**Supplied data:**

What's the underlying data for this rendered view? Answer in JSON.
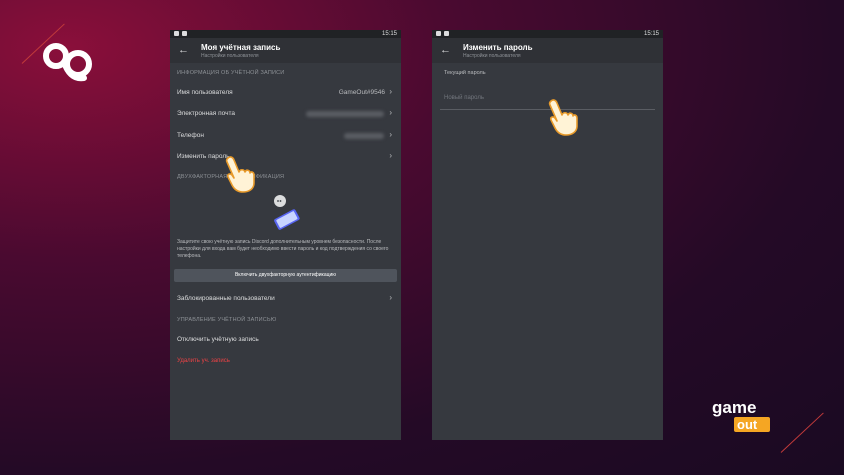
{
  "brand": {
    "logo_left_icon": "circular-logo-icon",
    "logo_right_text": "game out",
    "line_color": "#c23a3a"
  },
  "left_screen": {
    "status_time": "15:15",
    "title": "Моя учётная запись",
    "subtitle": "Настройки пользователя",
    "section_account": "ИНФОРМАЦИЯ ОБ УЧЁТНОЙ ЗАПИСИ",
    "rows": {
      "username": {
        "label": "Имя пользователя",
        "value": "GameOut#9546"
      },
      "email": {
        "label": "Электронная почта"
      },
      "phone": {
        "label": "Телефон"
      },
      "password": {
        "label": "Изменить пароль"
      }
    },
    "section_2fa": "ДВУХФАКТОРНАЯ АУТЕНТИФИКАЦИЯ",
    "twofa_description": "Защитите свою учётную запись Discord дополнительным уровнем безопасности. После настройки для входа вам будет необходимо ввести пароль и код подтверждения со своего телефона.",
    "twofa_button": "Включить двухфакторную аутентификацию",
    "blocked_users": "Заблокированные пользователи",
    "section_management": "УПРАВЛЕНИЕ УЧЁТНОЙ ЗАПИСЬЮ",
    "disable_account": "Отключить учётную запись",
    "delete_account": "Удалить уч. запись",
    "delete_color": "#ed4245"
  },
  "right_screen": {
    "status_time": "15:15",
    "title": "Изменить пароль",
    "subtitle": "Настройки пользователя",
    "current_password_label": "Текущий пароль",
    "new_password_placeholder": "Новый пароль"
  },
  "colors": {
    "panel": "#36393f",
    "topbar": "#2f3136",
    "statusbar": "#202225"
  }
}
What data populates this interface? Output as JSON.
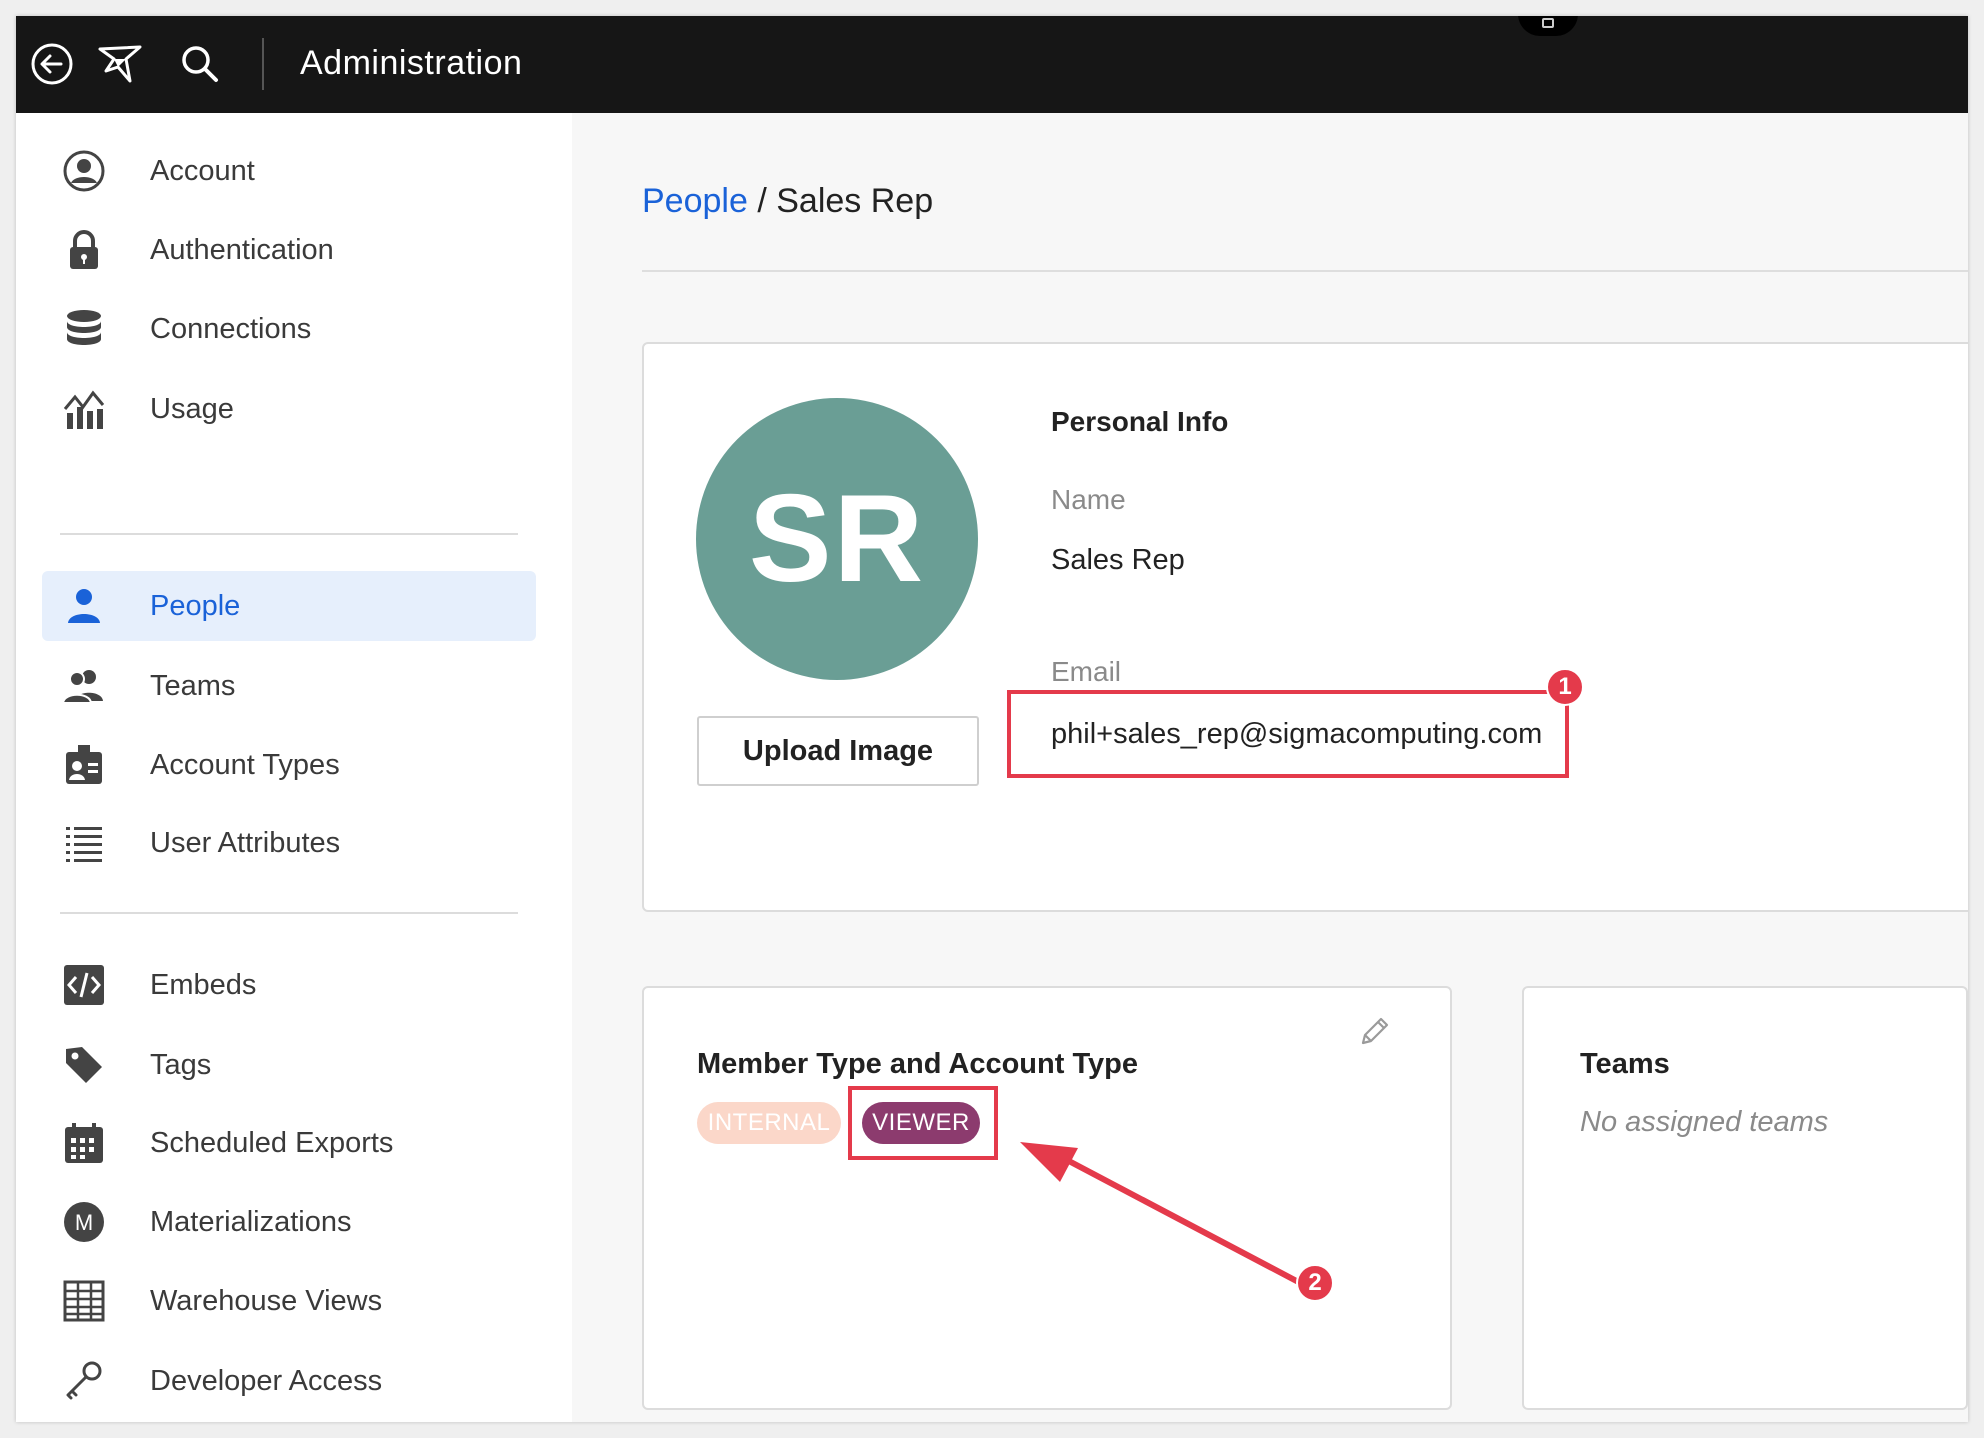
{
  "header": {
    "title": "Administration",
    "icons": [
      "back-arrow-icon",
      "logo-icon",
      "search-icon"
    ]
  },
  "sidebar": {
    "groups": [
      [
        {
          "label": "Account",
          "icon": "user-circle-icon"
        },
        {
          "label": "Authentication",
          "icon": "lock-icon"
        },
        {
          "label": "Connections",
          "icon": "database-icon"
        },
        {
          "label": "Usage",
          "icon": "usage-chart-icon"
        }
      ],
      [
        {
          "label": "People",
          "icon": "person-icon",
          "active": true
        },
        {
          "label": "Teams",
          "icon": "team-icon"
        },
        {
          "label": "Account Types",
          "icon": "id-badge-icon"
        },
        {
          "label": "User Attributes",
          "icon": "list-icon"
        }
      ],
      [
        {
          "label": "Embeds",
          "icon": "code-icon"
        },
        {
          "label": "Tags",
          "icon": "tag-icon"
        },
        {
          "label": "Scheduled Exports",
          "icon": "calendar-icon"
        },
        {
          "label": "Materializations",
          "icon": "m-circle-icon"
        },
        {
          "label": "Warehouse Views",
          "icon": "table-grid-icon"
        },
        {
          "label": "Developer Access",
          "icon": "key-icon"
        }
      ]
    ],
    "accent_color": "#1a62d8",
    "active_bg": "#e6effc"
  },
  "breadcrumb": {
    "link": "People",
    "separator": "/",
    "current": "Sales Rep"
  },
  "profile": {
    "initials": "SR",
    "avatar_color": "#6a9e95",
    "upload_label": "Upload Image",
    "section_title": "Personal Info",
    "name_label": "Name",
    "name_value": "Sales Rep",
    "email_label": "Email",
    "email_value": "phil+sales_rep@sigmacomputing.com"
  },
  "member": {
    "title": "Member Type and Account Type",
    "member_type": "INTERNAL",
    "account_type": "VIEWER",
    "viewer_color": "#8c3b6e",
    "internal_color": "#fbd7c9"
  },
  "teams": {
    "title": "Teams",
    "empty_text": "No assigned teams"
  },
  "annotations": {
    "marker_1": "1",
    "marker_2": "2",
    "color": "#e43a4b"
  }
}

**Task directions:** Using the listing above, return all lines where the word "JSON" occurs.

**Response to the exercise:**
What's the underlying data for this rendered view? Answer in JSON.
What data populates this interface? Output as JSON.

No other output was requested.